__WHAT IS ASKED__
Images embedded in the records are excluded; print everything else exactly as given.

## Begin

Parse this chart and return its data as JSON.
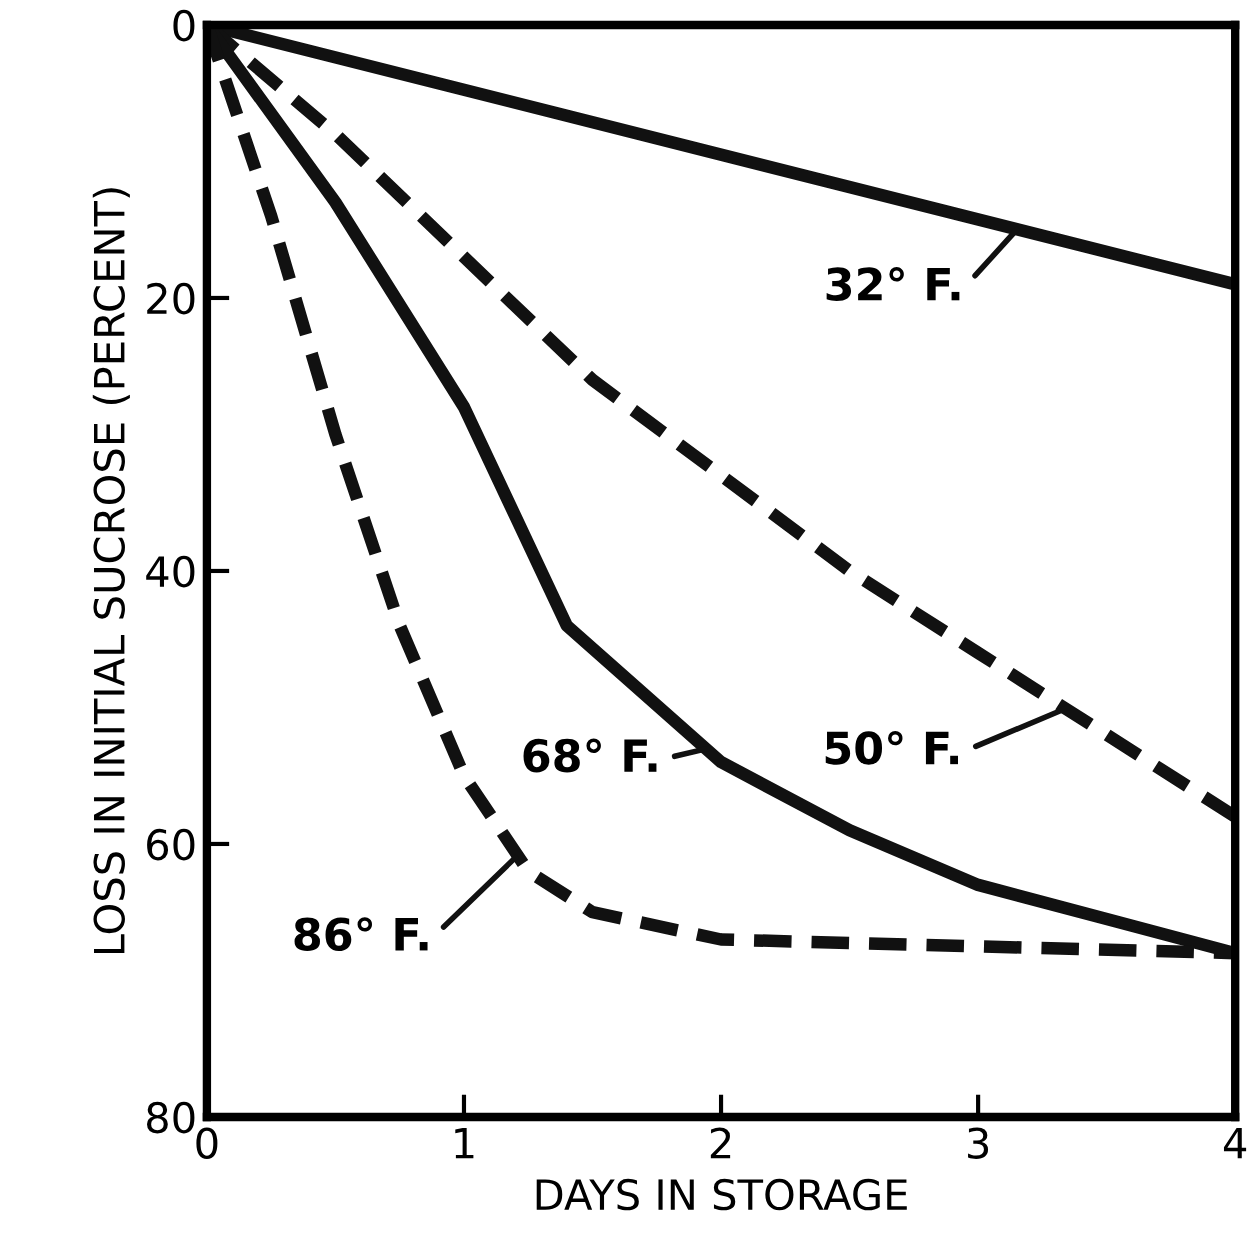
{
  "chart_data": {
    "type": "line",
    "xlabel": "DAYS IN STORAGE",
    "ylabel": "LOSS IN INITIAL SUCROSE (PERCENT)",
    "xlim": [
      0,
      4
    ],
    "ylim": [
      80,
      0
    ],
    "xticks": [
      0,
      1,
      2,
      3,
      4
    ],
    "yticks": [
      0,
      20,
      40,
      60,
      80
    ],
    "grid": false,
    "legend": false,
    "marker": "none",
    "series": [
      {
        "color": "#111111",
        "line_style": "solid",
        "x": [
          0,
          4
        ],
        "values": [
          0,
          19
        ]
      },
      {
        "color": "#111111",
        "line_style": "dashed",
        "x": [
          0,
          0.5,
          1,
          1.5,
          2,
          2.5,
          3,
          3.5,
          4
        ],
        "values": [
          0,
          8,
          17,
          26,
          33,
          40,
          46,
          52,
          58
        ]
      },
      {
        "color": "#111111",
        "line_style": "solid",
        "x": [
          0,
          0.5,
          1,
          1.4,
          2,
          2.5,
          3,
          3.5,
          4
        ],
        "values": [
          0,
          13,
          28,
          44,
          54,
          59,
          63,
          65.5,
          68
        ]
      },
      {
        "color": "#111111",
        "line_style": "dashed",
        "x": [
          0,
          0.25,
          0.5,
          0.75,
          1,
          1.25,
          1.5,
          2,
          3,
          4
        ],
        "values": [
          0,
          14,
          30,
          44,
          55,
          62,
          65,
          67,
          67.5,
          68
        ]
      }
    ],
    "annotations": [
      {
        "text": "32° F.",
        "x": 3.15,
        "y": 15
      },
      {
        "text": "50° F.",
        "x": 3.35,
        "y": 50
      },
      {
        "text": "68° F.",
        "x": 1.95,
        "y": 53
      },
      {
        "text": "86° F.",
        "x": 1.2,
        "y": 61
      }
    ]
  }
}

## End

__EXERCISE ANSWER__
Parse this chart and return its data as JSON.
{
  "chart_data": {
    "type": "line",
    "xlabel": "DAYS IN STORAGE",
    "ylabel": "LOSS IN INITIAL SUCROSE (PERCENT)",
    "xlim": [
      0,
      4
    ],
    "ylim": [
      80,
      0
    ],
    "xticks": [
      0,
      1,
      2,
      3,
      4
    ],
    "yticks": [
      0,
      20,
      40,
      60,
      80
    ],
    "grid": false,
    "legend": false,
    "marker": "none",
    "series": [
      {
        "color": "#111111",
        "line_style": "solid",
        "x": [
          0,
          4
        ],
        "values": [
          0,
          19
        ]
      },
      {
        "color": "#111111",
        "line_style": "dashed",
        "x": [
          0,
          0.5,
          1,
          1.5,
          2,
          2.5,
          3,
          3.5,
          4
        ],
        "values": [
          0,
          8,
          17,
          26,
          33,
          40,
          46,
          52,
          58
        ]
      },
      {
        "color": "#111111",
        "line_style": "solid",
        "x": [
          0,
          0.5,
          1,
          1.4,
          2,
          2.5,
          3,
          3.5,
          4
        ],
        "values": [
          0,
          13,
          28,
          44,
          54,
          59,
          63,
          65.5,
          68
        ]
      },
      {
        "color": "#111111",
        "line_style": "dashed",
        "x": [
          0,
          0.25,
          0.5,
          0.75,
          1,
          1.25,
          1.5,
          2,
          3,
          4
        ],
        "values": [
          0,
          14,
          30,
          44,
          55,
          62,
          65,
          67,
          67.5,
          68
        ]
      }
    ],
    "annotations": [
      {
        "text": "32° F.",
        "x": 3.15,
        "y": 15
      },
      {
        "text": "50° F.",
        "x": 3.35,
        "y": 50
      },
      {
        "text": "68° F.",
        "x": 1.95,
        "y": 53
      },
      {
        "text": "86° F.",
        "x": 1.2,
        "y": 61
      }
    ]
  }
}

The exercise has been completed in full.